- _The request_
Extract every line of the material from its first line through the line containing "y-tick-label: −8 bbox=[122, 1190, 154, 1215]", both included, and reproduce each line verbatim.

- _Material for this task_
┄┄┄┄┄┄

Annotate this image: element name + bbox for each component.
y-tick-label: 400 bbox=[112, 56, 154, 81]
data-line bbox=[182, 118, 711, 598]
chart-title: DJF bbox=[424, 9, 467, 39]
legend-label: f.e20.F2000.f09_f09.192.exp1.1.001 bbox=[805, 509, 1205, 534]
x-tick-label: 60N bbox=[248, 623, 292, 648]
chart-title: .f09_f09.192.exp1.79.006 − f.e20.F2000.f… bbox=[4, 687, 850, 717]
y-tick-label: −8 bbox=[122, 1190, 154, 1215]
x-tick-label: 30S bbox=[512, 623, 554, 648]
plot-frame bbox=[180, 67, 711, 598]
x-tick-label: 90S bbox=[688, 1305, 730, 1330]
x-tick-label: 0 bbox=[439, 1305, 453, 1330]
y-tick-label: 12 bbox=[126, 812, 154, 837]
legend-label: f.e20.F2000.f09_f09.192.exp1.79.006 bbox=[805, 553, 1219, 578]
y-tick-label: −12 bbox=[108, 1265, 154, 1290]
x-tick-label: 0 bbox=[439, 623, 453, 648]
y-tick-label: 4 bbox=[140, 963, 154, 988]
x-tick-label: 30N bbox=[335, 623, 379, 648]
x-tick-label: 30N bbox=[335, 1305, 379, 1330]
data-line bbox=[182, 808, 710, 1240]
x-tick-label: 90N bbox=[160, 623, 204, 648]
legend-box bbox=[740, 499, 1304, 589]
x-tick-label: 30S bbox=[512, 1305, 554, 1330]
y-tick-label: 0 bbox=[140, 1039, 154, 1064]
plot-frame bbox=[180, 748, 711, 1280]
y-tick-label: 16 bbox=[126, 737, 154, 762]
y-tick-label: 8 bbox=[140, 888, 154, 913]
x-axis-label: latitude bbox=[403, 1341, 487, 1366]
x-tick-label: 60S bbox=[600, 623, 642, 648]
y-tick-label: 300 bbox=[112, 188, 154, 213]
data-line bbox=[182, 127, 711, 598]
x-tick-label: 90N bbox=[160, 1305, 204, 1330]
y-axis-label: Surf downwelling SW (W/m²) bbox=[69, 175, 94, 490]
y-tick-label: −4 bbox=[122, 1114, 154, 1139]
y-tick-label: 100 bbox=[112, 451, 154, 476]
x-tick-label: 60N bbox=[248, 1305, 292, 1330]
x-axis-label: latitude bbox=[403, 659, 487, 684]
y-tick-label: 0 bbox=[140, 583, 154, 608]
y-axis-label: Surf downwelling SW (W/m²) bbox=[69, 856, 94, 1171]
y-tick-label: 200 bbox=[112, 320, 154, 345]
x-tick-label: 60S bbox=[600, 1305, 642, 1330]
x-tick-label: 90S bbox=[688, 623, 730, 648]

┄┄┄┄┄┄

- _Exercise result_
Annotate this image: element name + bbox for each component.
y-tick-label: 400 bbox=[112, 56, 154, 81]
data-line bbox=[182, 118, 711, 598]
chart-title: DJF bbox=[424, 9, 467, 39]
legend-label: f.e20.F2000.f09_f09.192.exp1.1.001 bbox=[805, 509, 1205, 534]
x-tick-label: 60N bbox=[248, 623, 292, 648]
chart-title: .f09_f09.192.exp1.79.006 − f.e20.F2000.f… bbox=[4, 687, 850, 717]
y-tick-label: −8 bbox=[122, 1190, 154, 1215]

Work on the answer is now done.